— BEGIN RECORD SET —

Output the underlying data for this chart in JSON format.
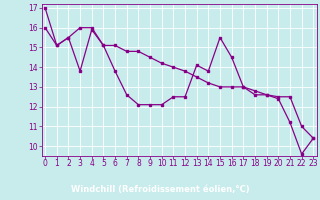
{
  "xlabel": "Windchill (Refroidissement éolien,°C)",
  "line1_x": [
    0,
    1,
    2,
    3,
    4,
    5,
    6,
    7,
    8,
    9,
    10,
    11,
    12,
    13,
    14,
    15,
    16,
    17,
    18,
    19,
    20,
    21,
    22,
    23
  ],
  "line1_y": [
    17.0,
    15.1,
    15.5,
    13.8,
    15.9,
    15.1,
    13.8,
    12.6,
    12.1,
    12.1,
    12.1,
    12.5,
    12.5,
    14.1,
    13.8,
    15.5,
    14.5,
    13.0,
    12.6,
    12.6,
    12.4,
    11.2,
    9.6,
    10.4
  ],
  "line2_x": [
    0,
    1,
    2,
    3,
    4,
    5,
    6,
    7,
    8,
    9,
    10,
    11,
    12,
    13,
    14,
    15,
    16,
    17,
    18,
    19,
    20,
    21,
    22,
    23
  ],
  "line2_y": [
    16.0,
    15.1,
    15.5,
    16.0,
    16.0,
    15.1,
    15.1,
    14.8,
    14.8,
    14.5,
    14.2,
    14.0,
    13.8,
    13.5,
    13.2,
    13.0,
    13.0,
    13.0,
    12.8,
    12.6,
    12.5,
    12.5,
    11.0,
    10.4
  ],
  "line_color": "#880088",
  "marker": "s",
  "markersize": 2.0,
  "linewidth": 0.9,
  "bg_color": "#c8ecec",
  "grid_color": "#ffffff",
  "xlabel_bg": "#6600aa",
  "ylim": [
    9.5,
    17.2
  ],
  "xlim": [
    -0.3,
    23.3
  ],
  "yticks": [
    10,
    11,
    12,
    13,
    14,
    15,
    16,
    17
  ],
  "xticks": [
    0,
    1,
    2,
    3,
    4,
    5,
    6,
    7,
    8,
    9,
    10,
    11,
    12,
    13,
    14,
    15,
    16,
    17,
    18,
    19,
    20,
    21,
    22,
    23
  ],
  "tick_fontsize": 5.5,
  "xlabel_fontsize": 6.0
}
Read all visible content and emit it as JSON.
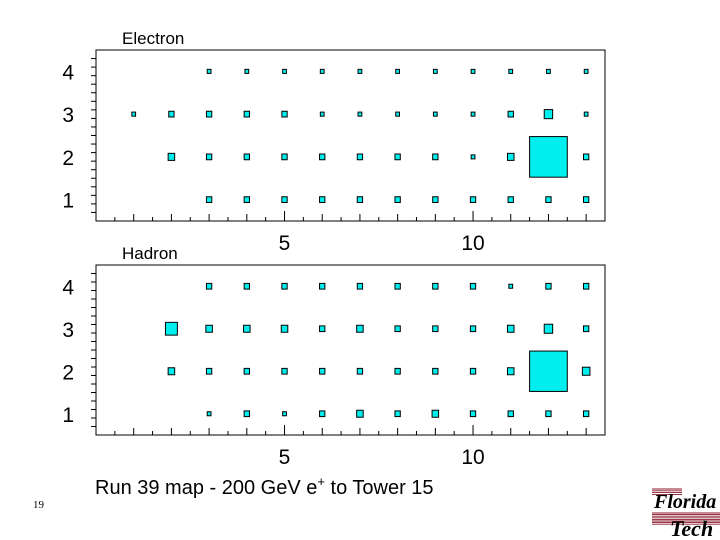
{
  "chart_data": [
    {
      "type": "scatter",
      "title": "Electron",
      "xlim": [
        0,
        13.5
      ],
      "ylim": [
        0.5,
        4.5
      ],
      "xticks": [
        5,
        10
      ],
      "yticks": [
        1,
        2,
        3,
        4
      ],
      "show_x_tick_labels": true,
      "marker_color": "#00eeee",
      "points": [
        {
          "x": 3,
          "y": 4,
          "v": 1
        },
        {
          "x": 4,
          "y": 4,
          "v": 1
        },
        {
          "x": 5,
          "y": 4,
          "v": 1
        },
        {
          "x": 6,
          "y": 4,
          "v": 1
        },
        {
          "x": 7,
          "y": 4,
          "v": 1
        },
        {
          "x": 8,
          "y": 4,
          "v": 1
        },
        {
          "x": 9,
          "y": 4,
          "v": 1
        },
        {
          "x": 10,
          "y": 4,
          "v": 1
        },
        {
          "x": 11,
          "y": 4,
          "v": 1
        },
        {
          "x": 12,
          "y": 4,
          "v": 1
        },
        {
          "x": 13,
          "y": 4,
          "v": 1
        },
        {
          "x": 1,
          "y": 3,
          "v": 1
        },
        {
          "x": 2,
          "y": 3,
          "v": 2
        },
        {
          "x": 3,
          "y": 3,
          "v": 2
        },
        {
          "x": 4,
          "y": 3,
          "v": 2
        },
        {
          "x": 5,
          "y": 3,
          "v": 2
        },
        {
          "x": 6,
          "y": 3,
          "v": 1
        },
        {
          "x": 7,
          "y": 3,
          "v": 1
        },
        {
          "x": 8,
          "y": 3,
          "v": 1
        },
        {
          "x": 9,
          "y": 3,
          "v": 1
        },
        {
          "x": 10,
          "y": 3,
          "v": 1
        },
        {
          "x": 11,
          "y": 3,
          "v": 2
        },
        {
          "x": 12,
          "y": 3,
          "v": 5
        },
        {
          "x": 13,
          "y": 3,
          "v": 1
        },
        {
          "x": 2,
          "y": 2,
          "v": 3
        },
        {
          "x": 3,
          "y": 2,
          "v": 2
        },
        {
          "x": 4,
          "y": 2,
          "v": 2
        },
        {
          "x": 5,
          "y": 2,
          "v": 2
        },
        {
          "x": 6,
          "y": 2,
          "v": 2
        },
        {
          "x": 7,
          "y": 2,
          "v": 2
        },
        {
          "x": 8,
          "y": 2,
          "v": 2
        },
        {
          "x": 9,
          "y": 2,
          "v": 2
        },
        {
          "x": 10,
          "y": 2,
          "v": 1
        },
        {
          "x": 11,
          "y": 2,
          "v": 3
        },
        {
          "x": 12,
          "y": 2,
          "v": 100
        },
        {
          "x": 13,
          "y": 2,
          "v": 2
        },
        {
          "x": 3,
          "y": 1,
          "v": 2
        },
        {
          "x": 4,
          "y": 1,
          "v": 2
        },
        {
          "x": 5,
          "y": 1,
          "v": 2
        },
        {
          "x": 6,
          "y": 1,
          "v": 2
        },
        {
          "x": 7,
          "y": 1,
          "v": 2
        },
        {
          "x": 8,
          "y": 1,
          "v": 2
        },
        {
          "x": 9,
          "y": 1,
          "v": 2
        },
        {
          "x": 10,
          "y": 1,
          "v": 2
        },
        {
          "x": 11,
          "y": 1,
          "v": 2
        },
        {
          "x": 12,
          "y": 1,
          "v": 2
        },
        {
          "x": 13,
          "y": 1,
          "v": 2
        }
      ]
    },
    {
      "type": "scatter",
      "title": "Hadron",
      "xlim": [
        0,
        13.5
      ],
      "ylim": [
        0.5,
        4.5
      ],
      "xticks": [
        5,
        10
      ],
      "yticks": [
        1,
        2,
        3,
        4
      ],
      "show_x_tick_labels": true,
      "marker_color": "#00eeee",
      "points": [
        {
          "x": 3,
          "y": 4,
          "v": 2
        },
        {
          "x": 4,
          "y": 4,
          "v": 2
        },
        {
          "x": 5,
          "y": 4,
          "v": 2
        },
        {
          "x": 6,
          "y": 4,
          "v": 2
        },
        {
          "x": 7,
          "y": 4,
          "v": 2
        },
        {
          "x": 8,
          "y": 4,
          "v": 2
        },
        {
          "x": 9,
          "y": 4,
          "v": 2
        },
        {
          "x": 10,
          "y": 4,
          "v": 2
        },
        {
          "x": 11,
          "y": 4,
          "v": 1
        },
        {
          "x": 12,
          "y": 4,
          "v": 2
        },
        {
          "x": 13,
          "y": 4,
          "v": 2
        },
        {
          "x": 2,
          "y": 3,
          "v": 10
        },
        {
          "x": 3,
          "y": 3,
          "v": 3
        },
        {
          "x": 4,
          "y": 3,
          "v": 3
        },
        {
          "x": 5,
          "y": 3,
          "v": 3
        },
        {
          "x": 6,
          "y": 3,
          "v": 2
        },
        {
          "x": 7,
          "y": 3,
          "v": 3
        },
        {
          "x": 8,
          "y": 3,
          "v": 2
        },
        {
          "x": 9,
          "y": 3,
          "v": 2
        },
        {
          "x": 10,
          "y": 3,
          "v": 2
        },
        {
          "x": 11,
          "y": 3,
          "v": 3
        },
        {
          "x": 12,
          "y": 3,
          "v": 5
        },
        {
          "x": 13,
          "y": 3,
          "v": 2
        },
        {
          "x": 2,
          "y": 2,
          "v": 3
        },
        {
          "x": 3,
          "y": 2,
          "v": 2
        },
        {
          "x": 4,
          "y": 2,
          "v": 2
        },
        {
          "x": 5,
          "y": 2,
          "v": 2
        },
        {
          "x": 6,
          "y": 2,
          "v": 2
        },
        {
          "x": 7,
          "y": 2,
          "v": 2
        },
        {
          "x": 8,
          "y": 2,
          "v": 2
        },
        {
          "x": 9,
          "y": 2,
          "v": 2
        },
        {
          "x": 10,
          "y": 2,
          "v": 2
        },
        {
          "x": 11,
          "y": 2,
          "v": 3
        },
        {
          "x": 12,
          "y": 2,
          "v": 100
        },
        {
          "x": 13,
          "y": 2,
          "v": 4
        },
        {
          "x": 3,
          "y": 1,
          "v": 1
        },
        {
          "x": 4,
          "y": 1,
          "v": 2
        },
        {
          "x": 5,
          "y": 1,
          "v": 1
        },
        {
          "x": 6,
          "y": 1,
          "v": 2
        },
        {
          "x": 7,
          "y": 1,
          "v": 3
        },
        {
          "x": 8,
          "y": 1,
          "v": 2
        },
        {
          "x": 9,
          "y": 1,
          "v": 3
        },
        {
          "x": 10,
          "y": 1,
          "v": 2
        },
        {
          "x": 11,
          "y": 1,
          "v": 2
        },
        {
          "x": 12,
          "y": 1,
          "v": 2
        },
        {
          "x": 13,
          "y": 1,
          "v": 2
        }
      ]
    }
  ],
  "caption": {
    "prefix": "Run 39 map -  200 GeV e",
    "superscript": "+",
    "suffix": "  to  Tower 15"
  },
  "page_number": "19",
  "logo": {
    "line1": "Florida",
    "line2": "Tech",
    "stripe_color": "#8b1a2e"
  }
}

— END RECORD SET —

PROBLEM STATEMENT:
Look for the word "JSON" in every line of the listing and copy the lines that have it.

RESULT OF THE TASK:
Output the underlying data for this chart in JSON format.
Read all visible content and emit it as JSON.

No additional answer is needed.